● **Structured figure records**
------------------------

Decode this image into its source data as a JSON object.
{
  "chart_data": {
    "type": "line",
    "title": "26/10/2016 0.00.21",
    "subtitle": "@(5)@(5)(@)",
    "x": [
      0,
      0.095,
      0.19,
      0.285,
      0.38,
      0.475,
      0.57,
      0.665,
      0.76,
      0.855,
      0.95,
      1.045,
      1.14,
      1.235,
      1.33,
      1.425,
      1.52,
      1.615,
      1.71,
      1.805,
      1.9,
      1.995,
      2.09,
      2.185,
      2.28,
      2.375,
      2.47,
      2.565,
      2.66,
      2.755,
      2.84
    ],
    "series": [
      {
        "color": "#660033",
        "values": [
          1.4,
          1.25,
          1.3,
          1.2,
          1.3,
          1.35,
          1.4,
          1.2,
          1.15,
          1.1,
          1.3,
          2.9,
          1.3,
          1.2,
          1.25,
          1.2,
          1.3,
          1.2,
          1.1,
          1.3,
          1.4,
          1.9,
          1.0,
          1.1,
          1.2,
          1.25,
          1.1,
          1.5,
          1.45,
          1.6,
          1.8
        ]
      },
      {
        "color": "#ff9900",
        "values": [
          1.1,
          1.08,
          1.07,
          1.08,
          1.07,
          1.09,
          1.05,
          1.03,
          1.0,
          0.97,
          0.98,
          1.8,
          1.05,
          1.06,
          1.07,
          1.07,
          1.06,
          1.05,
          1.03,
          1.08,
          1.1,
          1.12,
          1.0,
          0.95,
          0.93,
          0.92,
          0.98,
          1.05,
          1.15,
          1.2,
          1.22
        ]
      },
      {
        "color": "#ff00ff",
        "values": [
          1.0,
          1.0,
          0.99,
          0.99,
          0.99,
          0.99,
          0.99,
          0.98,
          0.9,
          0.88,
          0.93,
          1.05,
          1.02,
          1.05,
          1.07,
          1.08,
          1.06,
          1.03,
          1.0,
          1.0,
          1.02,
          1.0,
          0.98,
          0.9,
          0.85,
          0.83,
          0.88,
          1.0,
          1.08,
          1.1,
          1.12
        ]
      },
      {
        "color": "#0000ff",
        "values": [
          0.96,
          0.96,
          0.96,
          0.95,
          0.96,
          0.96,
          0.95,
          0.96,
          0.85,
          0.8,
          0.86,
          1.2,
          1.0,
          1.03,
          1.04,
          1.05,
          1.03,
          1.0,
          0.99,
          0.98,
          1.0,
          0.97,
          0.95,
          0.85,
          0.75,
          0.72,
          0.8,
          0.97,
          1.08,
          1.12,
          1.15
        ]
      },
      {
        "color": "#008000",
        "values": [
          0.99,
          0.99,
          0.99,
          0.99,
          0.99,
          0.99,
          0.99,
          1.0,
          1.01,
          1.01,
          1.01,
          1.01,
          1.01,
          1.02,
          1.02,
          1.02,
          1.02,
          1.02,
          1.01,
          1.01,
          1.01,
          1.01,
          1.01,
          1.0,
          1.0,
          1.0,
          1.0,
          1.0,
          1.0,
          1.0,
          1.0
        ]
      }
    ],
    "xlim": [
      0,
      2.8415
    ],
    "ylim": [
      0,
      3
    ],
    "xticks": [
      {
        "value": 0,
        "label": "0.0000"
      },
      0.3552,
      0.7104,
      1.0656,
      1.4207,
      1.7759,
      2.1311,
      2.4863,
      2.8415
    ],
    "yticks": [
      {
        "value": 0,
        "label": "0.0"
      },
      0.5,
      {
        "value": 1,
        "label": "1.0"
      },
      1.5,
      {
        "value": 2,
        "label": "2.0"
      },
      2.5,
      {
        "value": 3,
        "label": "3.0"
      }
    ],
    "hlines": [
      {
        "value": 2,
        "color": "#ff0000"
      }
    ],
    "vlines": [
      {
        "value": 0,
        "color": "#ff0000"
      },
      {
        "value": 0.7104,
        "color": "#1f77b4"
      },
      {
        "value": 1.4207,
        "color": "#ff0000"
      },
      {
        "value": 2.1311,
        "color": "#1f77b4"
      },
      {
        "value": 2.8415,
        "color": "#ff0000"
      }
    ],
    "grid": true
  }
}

------------------------

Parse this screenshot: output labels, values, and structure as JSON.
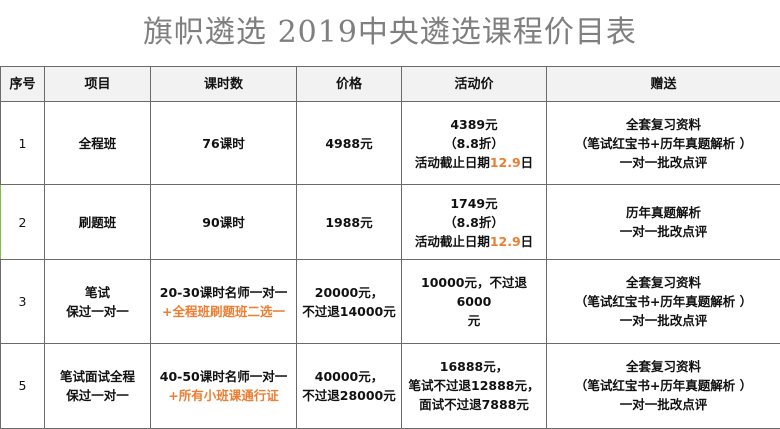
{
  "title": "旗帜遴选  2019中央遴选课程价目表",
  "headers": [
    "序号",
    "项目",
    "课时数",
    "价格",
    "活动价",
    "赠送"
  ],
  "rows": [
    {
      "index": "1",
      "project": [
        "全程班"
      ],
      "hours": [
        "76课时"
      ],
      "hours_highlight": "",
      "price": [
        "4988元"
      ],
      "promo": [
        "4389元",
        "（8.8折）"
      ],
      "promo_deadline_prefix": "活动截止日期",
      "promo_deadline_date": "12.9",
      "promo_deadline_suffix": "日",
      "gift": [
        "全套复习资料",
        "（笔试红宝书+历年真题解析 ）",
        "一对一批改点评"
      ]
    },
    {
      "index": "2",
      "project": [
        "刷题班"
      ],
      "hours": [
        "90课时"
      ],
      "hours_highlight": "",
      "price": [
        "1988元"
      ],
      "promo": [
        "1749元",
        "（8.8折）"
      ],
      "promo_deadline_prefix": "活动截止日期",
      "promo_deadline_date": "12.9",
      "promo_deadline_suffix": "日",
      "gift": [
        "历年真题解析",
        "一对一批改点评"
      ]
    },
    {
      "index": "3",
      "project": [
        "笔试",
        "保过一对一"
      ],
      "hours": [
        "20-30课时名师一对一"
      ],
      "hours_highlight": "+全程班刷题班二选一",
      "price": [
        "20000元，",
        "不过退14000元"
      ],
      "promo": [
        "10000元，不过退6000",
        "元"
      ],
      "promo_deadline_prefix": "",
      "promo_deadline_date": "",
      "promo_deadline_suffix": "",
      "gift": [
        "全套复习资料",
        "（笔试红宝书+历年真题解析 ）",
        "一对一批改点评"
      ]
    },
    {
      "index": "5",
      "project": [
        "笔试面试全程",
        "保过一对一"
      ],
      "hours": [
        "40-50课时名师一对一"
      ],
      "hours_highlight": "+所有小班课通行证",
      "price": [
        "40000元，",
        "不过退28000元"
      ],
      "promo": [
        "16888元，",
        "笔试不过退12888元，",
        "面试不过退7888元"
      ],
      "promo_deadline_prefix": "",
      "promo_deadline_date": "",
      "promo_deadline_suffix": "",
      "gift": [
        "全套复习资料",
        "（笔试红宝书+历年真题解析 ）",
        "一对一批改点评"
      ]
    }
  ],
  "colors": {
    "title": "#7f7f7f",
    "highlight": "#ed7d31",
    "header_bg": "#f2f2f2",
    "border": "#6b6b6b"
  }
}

------------------------

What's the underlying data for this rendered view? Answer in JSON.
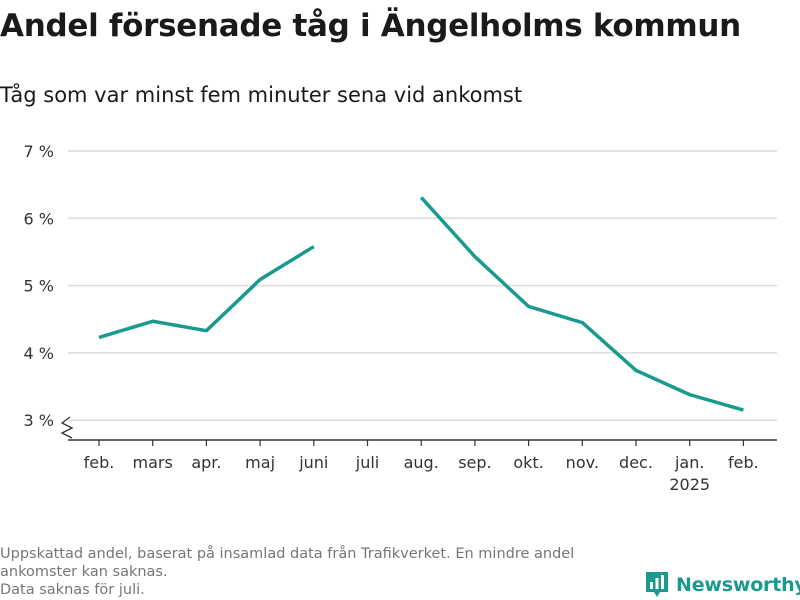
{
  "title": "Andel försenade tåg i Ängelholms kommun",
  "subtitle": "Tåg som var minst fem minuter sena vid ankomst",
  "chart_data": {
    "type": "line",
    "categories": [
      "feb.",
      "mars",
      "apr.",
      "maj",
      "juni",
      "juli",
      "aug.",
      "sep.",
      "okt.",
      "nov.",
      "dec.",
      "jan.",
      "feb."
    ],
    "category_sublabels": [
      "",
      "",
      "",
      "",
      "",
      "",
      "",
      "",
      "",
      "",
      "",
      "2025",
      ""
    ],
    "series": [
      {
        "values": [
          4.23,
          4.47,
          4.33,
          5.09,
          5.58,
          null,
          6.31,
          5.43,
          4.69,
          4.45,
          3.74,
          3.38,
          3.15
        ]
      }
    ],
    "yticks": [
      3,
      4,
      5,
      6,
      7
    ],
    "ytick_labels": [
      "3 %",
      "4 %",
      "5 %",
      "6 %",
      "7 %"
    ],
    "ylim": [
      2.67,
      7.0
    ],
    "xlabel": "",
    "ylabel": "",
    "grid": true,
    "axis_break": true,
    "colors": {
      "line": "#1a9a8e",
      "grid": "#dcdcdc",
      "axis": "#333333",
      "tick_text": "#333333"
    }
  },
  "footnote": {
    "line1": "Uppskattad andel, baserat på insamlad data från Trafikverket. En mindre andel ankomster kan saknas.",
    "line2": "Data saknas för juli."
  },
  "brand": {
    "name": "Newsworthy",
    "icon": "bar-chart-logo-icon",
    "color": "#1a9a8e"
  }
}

------------------------

● **WHAT YOU ARE ASKED TO DO**
Keep only the lines that hold the string "this", and copy them out.

● **EXERCISE RESULT**
Decode this image into its source data as a JSON object.
Parse this screenshot: output labels, values, and structure as JSON.
What's the underlying data for this rendered view? Answer in JSON.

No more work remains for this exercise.